In the data, extract each line that holds the string "reprehenderit".

Collected data -
┄┄┄┄┄┄┄┄┄┄
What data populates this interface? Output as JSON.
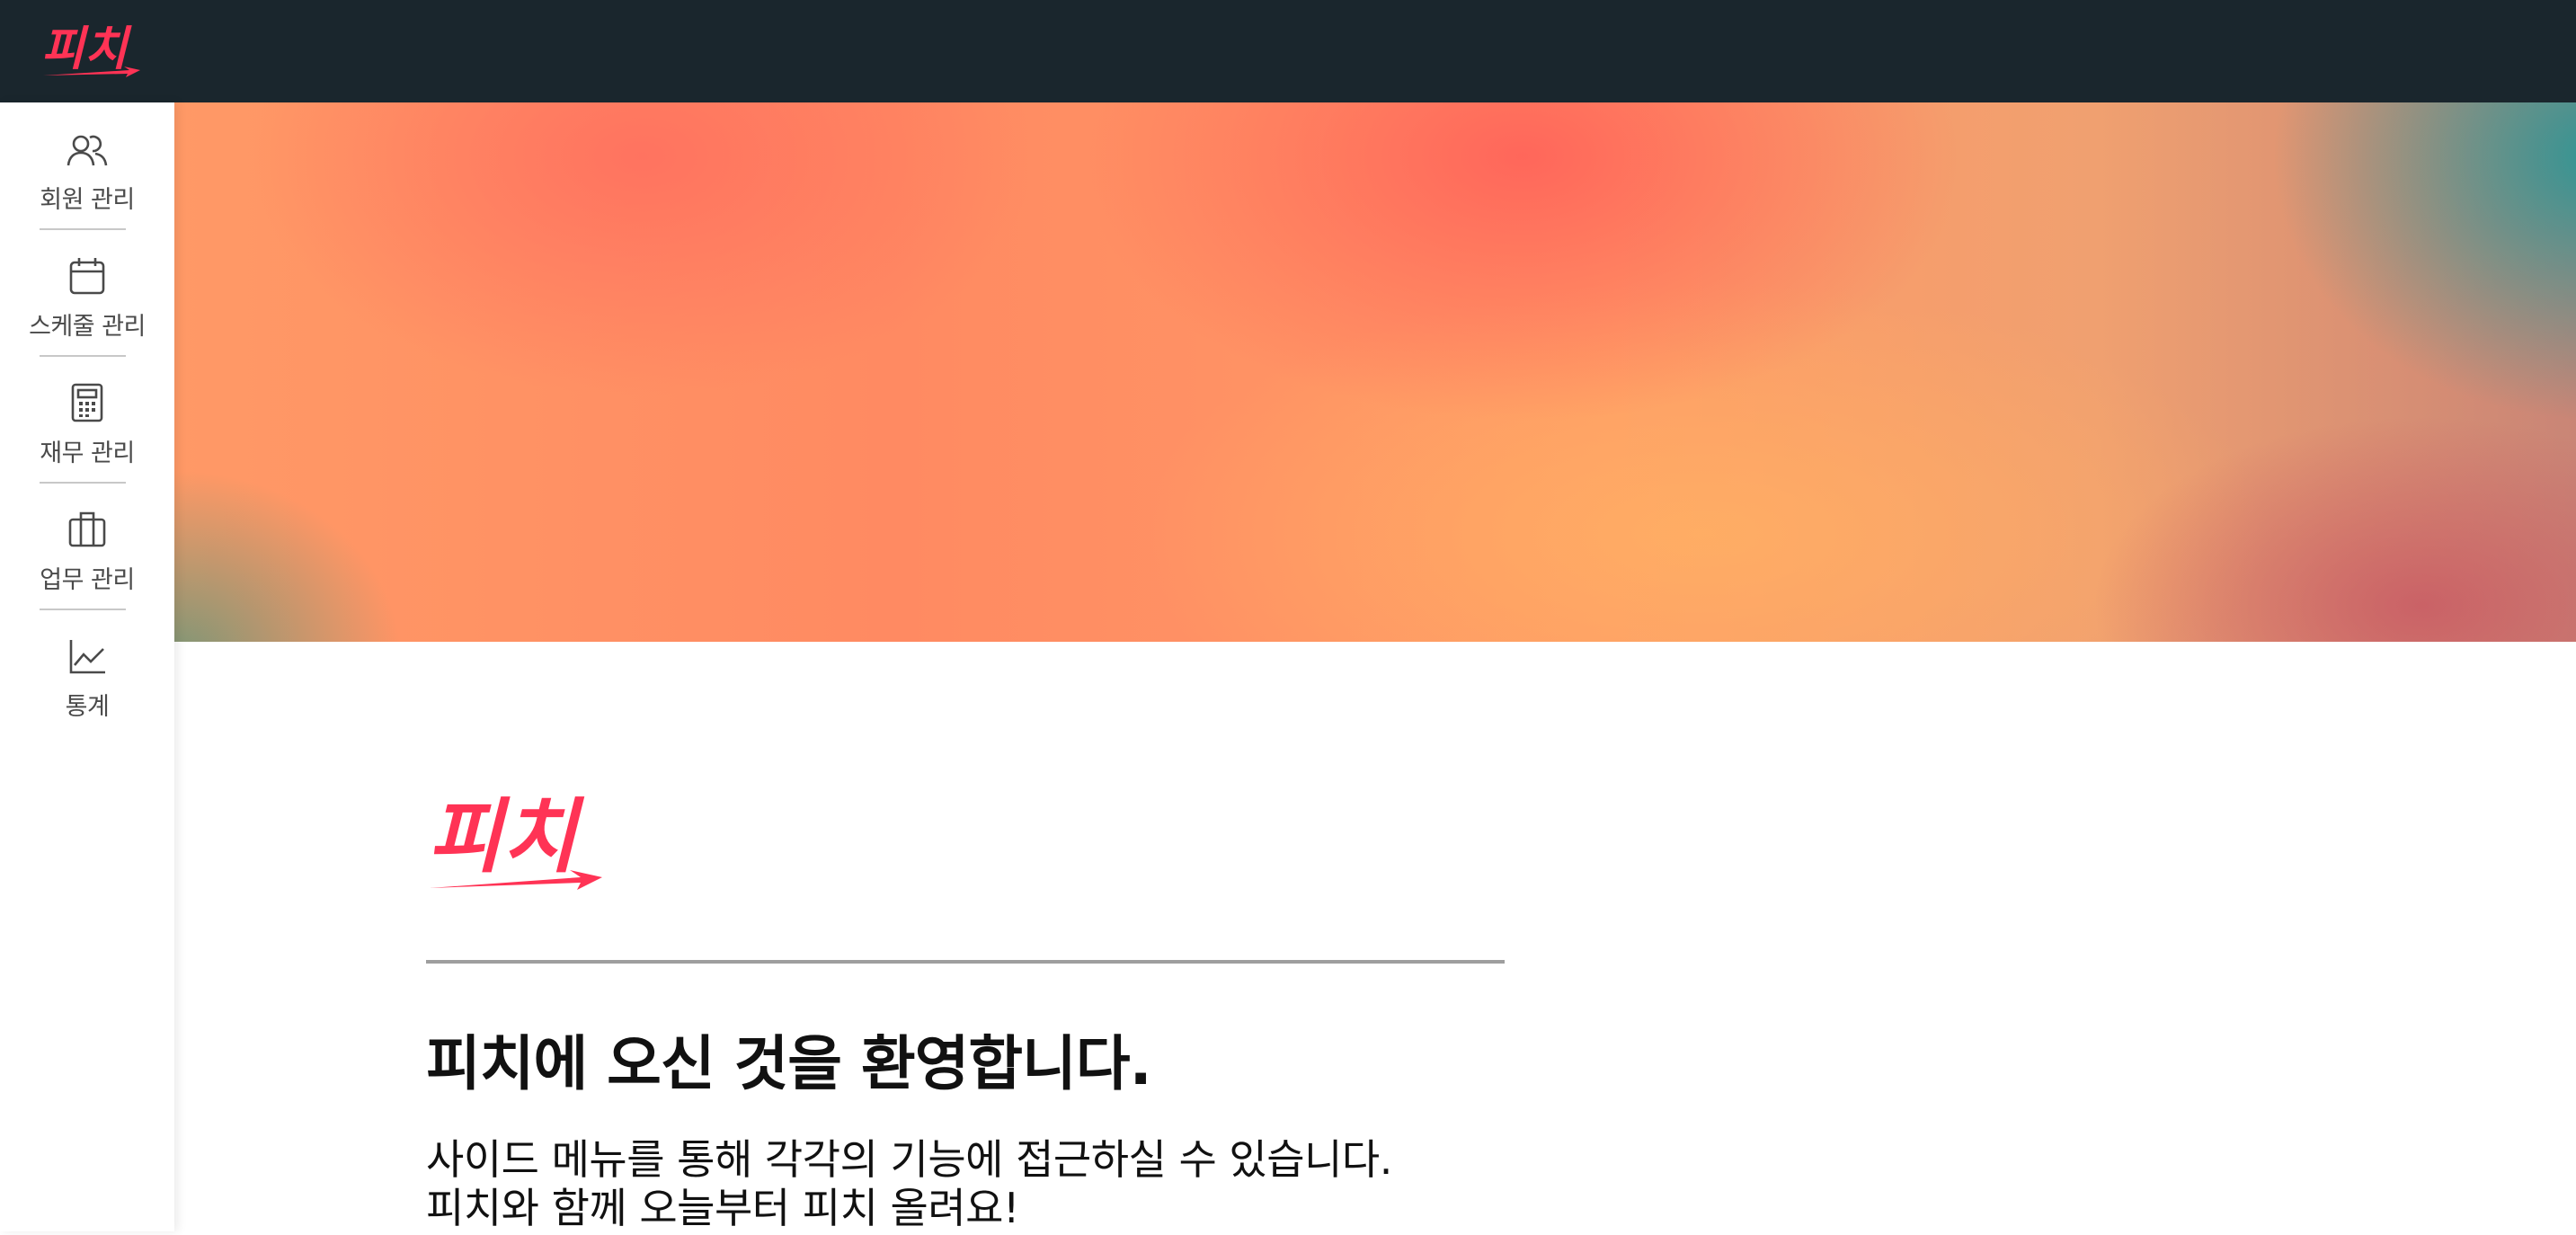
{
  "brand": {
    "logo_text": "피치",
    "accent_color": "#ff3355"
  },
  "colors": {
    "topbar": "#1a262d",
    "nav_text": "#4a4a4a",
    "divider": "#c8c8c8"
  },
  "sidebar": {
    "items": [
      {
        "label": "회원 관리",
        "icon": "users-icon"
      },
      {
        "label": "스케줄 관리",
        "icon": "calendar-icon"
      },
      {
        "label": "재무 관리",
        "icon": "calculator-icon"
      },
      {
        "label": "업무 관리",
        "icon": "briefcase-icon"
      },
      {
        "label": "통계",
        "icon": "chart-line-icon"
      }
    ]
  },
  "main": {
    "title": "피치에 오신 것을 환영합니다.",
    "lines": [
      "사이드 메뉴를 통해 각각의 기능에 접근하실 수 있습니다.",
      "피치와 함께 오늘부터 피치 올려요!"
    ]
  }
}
┄┄┄┄┄┄┄┄┄┄
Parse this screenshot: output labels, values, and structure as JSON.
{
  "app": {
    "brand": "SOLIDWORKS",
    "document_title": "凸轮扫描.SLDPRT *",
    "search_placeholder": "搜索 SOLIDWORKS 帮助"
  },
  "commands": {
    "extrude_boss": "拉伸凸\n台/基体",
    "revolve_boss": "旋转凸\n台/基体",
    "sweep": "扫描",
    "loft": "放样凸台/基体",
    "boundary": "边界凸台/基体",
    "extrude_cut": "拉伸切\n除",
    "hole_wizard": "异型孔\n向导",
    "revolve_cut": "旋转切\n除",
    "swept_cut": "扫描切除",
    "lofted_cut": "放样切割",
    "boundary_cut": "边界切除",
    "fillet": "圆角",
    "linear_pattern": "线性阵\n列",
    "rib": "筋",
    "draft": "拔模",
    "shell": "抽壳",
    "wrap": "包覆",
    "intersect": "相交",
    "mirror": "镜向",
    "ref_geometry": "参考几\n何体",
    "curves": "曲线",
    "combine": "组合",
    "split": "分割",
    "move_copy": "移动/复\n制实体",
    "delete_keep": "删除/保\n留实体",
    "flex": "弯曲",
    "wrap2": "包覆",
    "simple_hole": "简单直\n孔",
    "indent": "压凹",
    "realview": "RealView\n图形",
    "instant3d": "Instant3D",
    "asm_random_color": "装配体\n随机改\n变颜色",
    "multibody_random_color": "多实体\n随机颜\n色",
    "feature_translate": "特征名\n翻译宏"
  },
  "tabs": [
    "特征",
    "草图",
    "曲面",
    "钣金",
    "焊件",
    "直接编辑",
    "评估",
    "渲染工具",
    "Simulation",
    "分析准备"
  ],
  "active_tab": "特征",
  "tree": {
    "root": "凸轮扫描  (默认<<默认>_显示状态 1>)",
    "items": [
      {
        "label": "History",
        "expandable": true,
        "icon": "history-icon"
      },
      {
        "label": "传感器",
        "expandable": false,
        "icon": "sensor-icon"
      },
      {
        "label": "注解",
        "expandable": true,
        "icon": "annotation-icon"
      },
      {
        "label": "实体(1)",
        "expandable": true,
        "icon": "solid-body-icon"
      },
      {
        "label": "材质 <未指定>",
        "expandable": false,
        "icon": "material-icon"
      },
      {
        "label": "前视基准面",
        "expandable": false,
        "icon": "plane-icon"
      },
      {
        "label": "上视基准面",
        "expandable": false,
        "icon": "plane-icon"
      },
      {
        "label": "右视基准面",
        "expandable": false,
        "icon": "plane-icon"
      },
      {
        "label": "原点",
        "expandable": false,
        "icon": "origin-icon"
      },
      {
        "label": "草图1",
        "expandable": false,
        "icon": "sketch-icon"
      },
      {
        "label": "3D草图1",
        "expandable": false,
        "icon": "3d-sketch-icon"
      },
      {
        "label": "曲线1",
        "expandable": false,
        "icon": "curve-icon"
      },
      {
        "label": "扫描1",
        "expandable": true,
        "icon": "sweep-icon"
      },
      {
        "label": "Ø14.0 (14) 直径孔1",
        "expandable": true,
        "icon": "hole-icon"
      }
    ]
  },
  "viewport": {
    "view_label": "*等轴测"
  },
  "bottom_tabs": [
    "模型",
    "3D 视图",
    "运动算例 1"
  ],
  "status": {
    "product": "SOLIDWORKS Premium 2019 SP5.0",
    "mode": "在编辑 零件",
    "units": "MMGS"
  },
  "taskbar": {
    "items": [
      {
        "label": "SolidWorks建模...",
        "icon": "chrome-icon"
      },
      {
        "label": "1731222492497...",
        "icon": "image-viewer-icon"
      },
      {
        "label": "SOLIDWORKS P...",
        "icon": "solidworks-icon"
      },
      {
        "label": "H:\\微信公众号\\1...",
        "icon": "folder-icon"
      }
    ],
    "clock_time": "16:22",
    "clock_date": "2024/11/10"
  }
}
┄┄┄┄┄┄┄┄┄┄
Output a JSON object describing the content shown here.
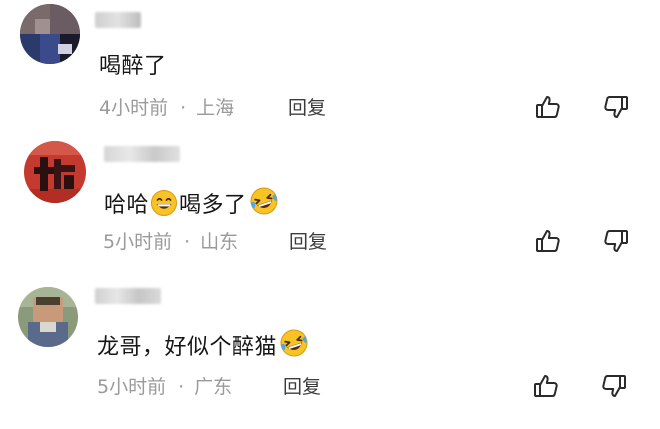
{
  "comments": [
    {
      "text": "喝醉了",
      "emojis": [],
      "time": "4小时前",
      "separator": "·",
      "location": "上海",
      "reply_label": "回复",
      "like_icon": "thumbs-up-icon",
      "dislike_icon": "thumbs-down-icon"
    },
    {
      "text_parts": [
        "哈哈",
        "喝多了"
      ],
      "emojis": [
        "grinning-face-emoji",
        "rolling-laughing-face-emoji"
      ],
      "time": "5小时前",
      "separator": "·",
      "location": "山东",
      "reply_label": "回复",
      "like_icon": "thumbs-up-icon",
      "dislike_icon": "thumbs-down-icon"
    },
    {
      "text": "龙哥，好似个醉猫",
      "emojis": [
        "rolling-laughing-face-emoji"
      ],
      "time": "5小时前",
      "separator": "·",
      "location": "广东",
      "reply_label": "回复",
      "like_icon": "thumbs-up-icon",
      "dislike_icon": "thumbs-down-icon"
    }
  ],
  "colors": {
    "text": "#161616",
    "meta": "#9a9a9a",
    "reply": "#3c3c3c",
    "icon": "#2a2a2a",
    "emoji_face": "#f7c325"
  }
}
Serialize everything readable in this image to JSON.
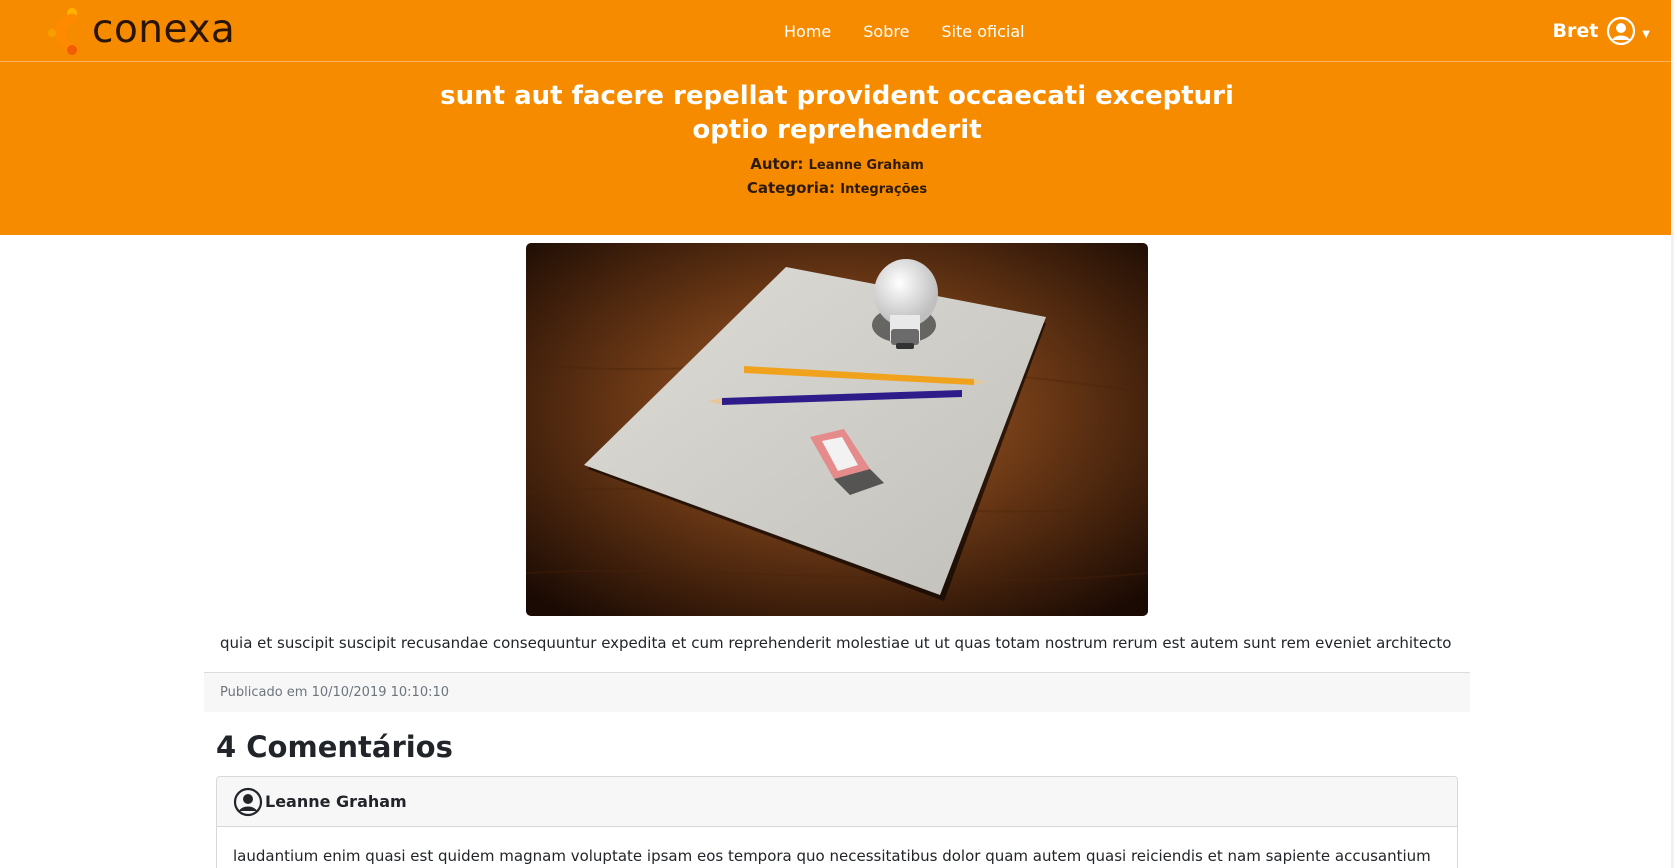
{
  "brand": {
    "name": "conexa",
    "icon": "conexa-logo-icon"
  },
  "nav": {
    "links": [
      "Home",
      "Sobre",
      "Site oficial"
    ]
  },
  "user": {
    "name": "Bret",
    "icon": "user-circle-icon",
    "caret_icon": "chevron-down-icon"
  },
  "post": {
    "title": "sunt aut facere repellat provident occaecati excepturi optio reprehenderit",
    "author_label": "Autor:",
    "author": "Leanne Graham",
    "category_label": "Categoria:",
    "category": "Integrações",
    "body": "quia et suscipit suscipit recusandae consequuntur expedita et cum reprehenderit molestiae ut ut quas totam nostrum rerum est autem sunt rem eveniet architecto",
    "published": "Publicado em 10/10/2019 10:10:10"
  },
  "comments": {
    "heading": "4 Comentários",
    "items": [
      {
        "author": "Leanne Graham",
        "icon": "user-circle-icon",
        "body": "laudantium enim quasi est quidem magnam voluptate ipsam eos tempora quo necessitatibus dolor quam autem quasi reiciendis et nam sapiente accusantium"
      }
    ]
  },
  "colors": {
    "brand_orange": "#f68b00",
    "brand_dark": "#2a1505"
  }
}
┄┄┄┄┄┄┄┄┄┄
THE RESPONSE -
    "title": "sunt aut facere repellat provident occaecati excepturi optio reprehenderit",
    "body": "quia et suscipit suscipit recusandae consequuntur expedita et cum reprehenderit molestiae ut ut quas totam nostrum rerum est autem sunt rem eveniet architecto",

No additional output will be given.